*What the exercise asks*: Which lines in the material below contain the word "SPECTATOR"? Copy each of them.

*Data lines*:
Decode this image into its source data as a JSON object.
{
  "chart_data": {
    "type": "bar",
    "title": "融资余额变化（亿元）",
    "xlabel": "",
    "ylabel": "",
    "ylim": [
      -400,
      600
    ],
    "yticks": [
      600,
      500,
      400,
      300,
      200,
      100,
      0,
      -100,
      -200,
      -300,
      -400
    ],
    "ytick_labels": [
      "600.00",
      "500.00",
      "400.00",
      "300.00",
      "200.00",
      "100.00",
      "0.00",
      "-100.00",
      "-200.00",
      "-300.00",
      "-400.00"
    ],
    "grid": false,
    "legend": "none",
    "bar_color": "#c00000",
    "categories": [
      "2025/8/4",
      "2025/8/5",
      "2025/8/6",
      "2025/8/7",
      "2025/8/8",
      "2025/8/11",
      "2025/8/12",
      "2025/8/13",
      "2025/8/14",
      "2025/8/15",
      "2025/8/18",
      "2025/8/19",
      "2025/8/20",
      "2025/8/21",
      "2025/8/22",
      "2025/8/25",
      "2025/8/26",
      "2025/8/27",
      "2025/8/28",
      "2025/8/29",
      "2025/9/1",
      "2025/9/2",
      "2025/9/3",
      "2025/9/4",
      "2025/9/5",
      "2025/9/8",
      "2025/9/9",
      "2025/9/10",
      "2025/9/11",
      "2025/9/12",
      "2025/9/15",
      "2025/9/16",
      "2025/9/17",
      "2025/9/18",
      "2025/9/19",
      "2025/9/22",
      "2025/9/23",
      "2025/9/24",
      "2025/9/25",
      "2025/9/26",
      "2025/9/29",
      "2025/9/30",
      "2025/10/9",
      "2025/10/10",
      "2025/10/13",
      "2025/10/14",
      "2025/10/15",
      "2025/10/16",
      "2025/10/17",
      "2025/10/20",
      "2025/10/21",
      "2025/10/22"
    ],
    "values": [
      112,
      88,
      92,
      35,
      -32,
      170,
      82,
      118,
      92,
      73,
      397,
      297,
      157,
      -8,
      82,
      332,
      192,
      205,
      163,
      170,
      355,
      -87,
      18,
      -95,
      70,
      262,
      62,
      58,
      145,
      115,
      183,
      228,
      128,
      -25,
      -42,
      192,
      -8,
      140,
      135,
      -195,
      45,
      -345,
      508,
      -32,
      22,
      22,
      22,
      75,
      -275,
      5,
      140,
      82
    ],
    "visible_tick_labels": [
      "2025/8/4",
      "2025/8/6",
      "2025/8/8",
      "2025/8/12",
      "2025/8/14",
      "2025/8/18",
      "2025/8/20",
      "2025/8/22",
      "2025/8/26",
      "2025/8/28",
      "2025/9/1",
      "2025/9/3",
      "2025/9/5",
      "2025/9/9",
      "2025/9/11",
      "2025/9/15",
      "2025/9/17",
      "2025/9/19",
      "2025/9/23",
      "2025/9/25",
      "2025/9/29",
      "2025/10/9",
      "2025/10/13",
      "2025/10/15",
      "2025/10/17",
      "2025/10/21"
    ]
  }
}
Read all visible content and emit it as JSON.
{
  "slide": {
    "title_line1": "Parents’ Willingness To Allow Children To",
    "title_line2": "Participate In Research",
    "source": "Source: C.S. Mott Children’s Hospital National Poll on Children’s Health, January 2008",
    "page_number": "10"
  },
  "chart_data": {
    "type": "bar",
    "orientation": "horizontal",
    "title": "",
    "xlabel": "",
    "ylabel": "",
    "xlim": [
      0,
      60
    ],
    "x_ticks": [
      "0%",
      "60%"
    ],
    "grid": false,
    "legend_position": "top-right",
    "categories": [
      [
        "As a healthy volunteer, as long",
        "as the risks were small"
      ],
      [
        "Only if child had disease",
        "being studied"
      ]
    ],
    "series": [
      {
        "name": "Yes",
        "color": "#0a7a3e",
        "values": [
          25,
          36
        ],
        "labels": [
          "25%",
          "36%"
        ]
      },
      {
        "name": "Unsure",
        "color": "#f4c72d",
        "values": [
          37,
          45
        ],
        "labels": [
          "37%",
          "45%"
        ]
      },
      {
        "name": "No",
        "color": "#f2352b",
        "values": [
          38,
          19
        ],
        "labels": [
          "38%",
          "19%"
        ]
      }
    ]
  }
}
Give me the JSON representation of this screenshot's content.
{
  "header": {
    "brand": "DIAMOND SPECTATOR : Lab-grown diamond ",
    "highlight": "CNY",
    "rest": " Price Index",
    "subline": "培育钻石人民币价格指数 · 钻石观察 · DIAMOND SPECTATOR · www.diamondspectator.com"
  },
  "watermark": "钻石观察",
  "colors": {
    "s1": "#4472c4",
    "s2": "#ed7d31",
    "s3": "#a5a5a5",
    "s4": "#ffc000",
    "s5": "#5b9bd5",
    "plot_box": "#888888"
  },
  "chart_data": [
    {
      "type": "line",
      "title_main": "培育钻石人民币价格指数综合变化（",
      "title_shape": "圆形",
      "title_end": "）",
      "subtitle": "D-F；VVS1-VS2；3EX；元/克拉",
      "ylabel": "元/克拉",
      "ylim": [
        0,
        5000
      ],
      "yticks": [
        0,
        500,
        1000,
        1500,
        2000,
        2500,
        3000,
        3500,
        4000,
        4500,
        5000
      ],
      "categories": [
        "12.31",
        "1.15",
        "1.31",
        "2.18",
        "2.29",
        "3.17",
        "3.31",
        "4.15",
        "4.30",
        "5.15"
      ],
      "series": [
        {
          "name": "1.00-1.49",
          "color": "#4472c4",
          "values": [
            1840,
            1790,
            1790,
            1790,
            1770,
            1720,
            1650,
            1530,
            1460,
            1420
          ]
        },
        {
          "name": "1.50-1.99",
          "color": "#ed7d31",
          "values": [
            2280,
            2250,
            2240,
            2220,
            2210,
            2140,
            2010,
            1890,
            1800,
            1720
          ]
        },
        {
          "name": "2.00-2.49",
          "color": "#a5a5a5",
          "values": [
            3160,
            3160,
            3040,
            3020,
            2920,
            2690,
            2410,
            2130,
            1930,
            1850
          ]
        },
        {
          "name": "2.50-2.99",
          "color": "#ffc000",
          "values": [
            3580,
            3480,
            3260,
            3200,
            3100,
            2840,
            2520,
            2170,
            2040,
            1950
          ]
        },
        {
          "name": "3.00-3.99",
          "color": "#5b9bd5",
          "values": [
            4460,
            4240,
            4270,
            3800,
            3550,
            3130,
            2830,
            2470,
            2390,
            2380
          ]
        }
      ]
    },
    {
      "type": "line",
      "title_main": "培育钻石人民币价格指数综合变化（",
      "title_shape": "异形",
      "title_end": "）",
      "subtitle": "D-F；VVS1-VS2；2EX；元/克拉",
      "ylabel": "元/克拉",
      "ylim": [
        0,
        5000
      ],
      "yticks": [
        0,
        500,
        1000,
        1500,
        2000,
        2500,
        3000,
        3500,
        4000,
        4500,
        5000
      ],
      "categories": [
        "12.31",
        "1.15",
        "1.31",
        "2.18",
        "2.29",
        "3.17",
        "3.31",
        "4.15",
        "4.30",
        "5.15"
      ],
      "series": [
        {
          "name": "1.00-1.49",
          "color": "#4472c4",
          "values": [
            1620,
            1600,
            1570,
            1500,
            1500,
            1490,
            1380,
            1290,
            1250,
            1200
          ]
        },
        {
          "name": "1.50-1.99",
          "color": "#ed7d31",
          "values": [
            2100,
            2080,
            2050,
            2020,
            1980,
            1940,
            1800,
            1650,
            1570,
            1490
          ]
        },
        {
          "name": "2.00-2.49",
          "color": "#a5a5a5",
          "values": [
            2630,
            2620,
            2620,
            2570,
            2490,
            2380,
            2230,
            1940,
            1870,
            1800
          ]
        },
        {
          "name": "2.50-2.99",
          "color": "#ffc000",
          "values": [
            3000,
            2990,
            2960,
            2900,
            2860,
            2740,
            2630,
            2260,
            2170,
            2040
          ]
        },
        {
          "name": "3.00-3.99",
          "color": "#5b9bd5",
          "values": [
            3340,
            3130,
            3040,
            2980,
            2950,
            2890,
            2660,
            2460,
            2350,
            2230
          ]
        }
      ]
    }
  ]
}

*Finished exercise*:
    "brand": "DIAMOND SPECTATOR : Lab-grown diamond ",
    "subline": "培育钻石人民币价格指数 · 钻石观察 · DIAMOND SPECTATOR · www.diamondspectator.com"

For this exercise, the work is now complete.